— Start DATASET CONTENT —
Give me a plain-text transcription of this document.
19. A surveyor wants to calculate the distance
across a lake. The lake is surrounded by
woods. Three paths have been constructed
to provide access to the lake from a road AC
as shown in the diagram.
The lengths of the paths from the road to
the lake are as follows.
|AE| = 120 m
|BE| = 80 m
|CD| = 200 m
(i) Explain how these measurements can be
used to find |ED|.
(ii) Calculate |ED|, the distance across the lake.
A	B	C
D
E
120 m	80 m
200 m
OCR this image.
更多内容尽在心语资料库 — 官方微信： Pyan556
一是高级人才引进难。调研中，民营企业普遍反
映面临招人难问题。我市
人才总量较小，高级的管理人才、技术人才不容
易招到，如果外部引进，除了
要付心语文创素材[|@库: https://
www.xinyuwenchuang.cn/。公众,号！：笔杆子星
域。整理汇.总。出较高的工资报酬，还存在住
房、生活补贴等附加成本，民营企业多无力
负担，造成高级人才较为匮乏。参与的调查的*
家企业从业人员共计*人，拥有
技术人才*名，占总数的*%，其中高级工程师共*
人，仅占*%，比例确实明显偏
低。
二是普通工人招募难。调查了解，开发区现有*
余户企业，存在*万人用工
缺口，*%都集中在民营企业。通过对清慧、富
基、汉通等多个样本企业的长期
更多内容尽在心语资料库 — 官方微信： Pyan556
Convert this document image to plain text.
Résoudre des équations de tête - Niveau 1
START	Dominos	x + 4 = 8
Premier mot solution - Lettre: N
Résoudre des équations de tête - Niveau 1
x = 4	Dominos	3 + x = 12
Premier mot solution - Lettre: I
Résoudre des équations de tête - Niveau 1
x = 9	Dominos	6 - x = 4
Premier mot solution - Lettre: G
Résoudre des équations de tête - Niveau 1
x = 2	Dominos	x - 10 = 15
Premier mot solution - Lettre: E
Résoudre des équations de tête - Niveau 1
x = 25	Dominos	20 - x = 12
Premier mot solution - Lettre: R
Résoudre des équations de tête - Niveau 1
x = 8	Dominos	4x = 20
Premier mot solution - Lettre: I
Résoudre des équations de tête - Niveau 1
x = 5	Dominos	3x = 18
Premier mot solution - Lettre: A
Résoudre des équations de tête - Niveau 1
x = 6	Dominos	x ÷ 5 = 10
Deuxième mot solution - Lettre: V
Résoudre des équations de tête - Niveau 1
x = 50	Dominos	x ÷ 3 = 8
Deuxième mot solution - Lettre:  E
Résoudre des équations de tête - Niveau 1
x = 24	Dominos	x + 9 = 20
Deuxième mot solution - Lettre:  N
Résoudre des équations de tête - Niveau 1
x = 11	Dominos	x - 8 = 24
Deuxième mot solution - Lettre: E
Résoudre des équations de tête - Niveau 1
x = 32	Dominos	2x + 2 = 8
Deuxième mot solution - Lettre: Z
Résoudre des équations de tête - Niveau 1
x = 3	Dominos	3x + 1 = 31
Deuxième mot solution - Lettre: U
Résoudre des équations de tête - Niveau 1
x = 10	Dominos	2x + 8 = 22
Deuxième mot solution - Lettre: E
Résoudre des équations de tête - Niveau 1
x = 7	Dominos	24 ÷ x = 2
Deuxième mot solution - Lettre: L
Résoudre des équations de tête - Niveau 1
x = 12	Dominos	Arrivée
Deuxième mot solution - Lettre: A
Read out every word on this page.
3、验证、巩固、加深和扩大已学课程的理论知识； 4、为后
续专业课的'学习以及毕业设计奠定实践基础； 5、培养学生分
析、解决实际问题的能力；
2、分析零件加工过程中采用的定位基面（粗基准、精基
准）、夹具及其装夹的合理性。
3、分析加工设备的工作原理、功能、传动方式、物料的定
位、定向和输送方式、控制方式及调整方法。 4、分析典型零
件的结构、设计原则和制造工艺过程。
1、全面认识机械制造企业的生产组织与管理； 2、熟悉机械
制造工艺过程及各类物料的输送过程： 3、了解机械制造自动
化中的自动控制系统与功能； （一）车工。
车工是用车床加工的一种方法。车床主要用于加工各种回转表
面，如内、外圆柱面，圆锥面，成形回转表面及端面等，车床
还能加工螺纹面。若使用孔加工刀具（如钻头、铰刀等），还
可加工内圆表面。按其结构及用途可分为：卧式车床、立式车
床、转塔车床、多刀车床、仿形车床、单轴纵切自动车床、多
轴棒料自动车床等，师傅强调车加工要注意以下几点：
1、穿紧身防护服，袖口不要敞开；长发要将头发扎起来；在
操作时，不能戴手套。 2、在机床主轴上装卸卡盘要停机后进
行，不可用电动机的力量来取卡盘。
— End DATASET CONTENT —
[TASK STATEMENT]
Check each line of the records for "paths" and copy the ones that contain it.

[ANSWER BELOW]
woods. Three paths have been constructed
The lengths of the paths from the road to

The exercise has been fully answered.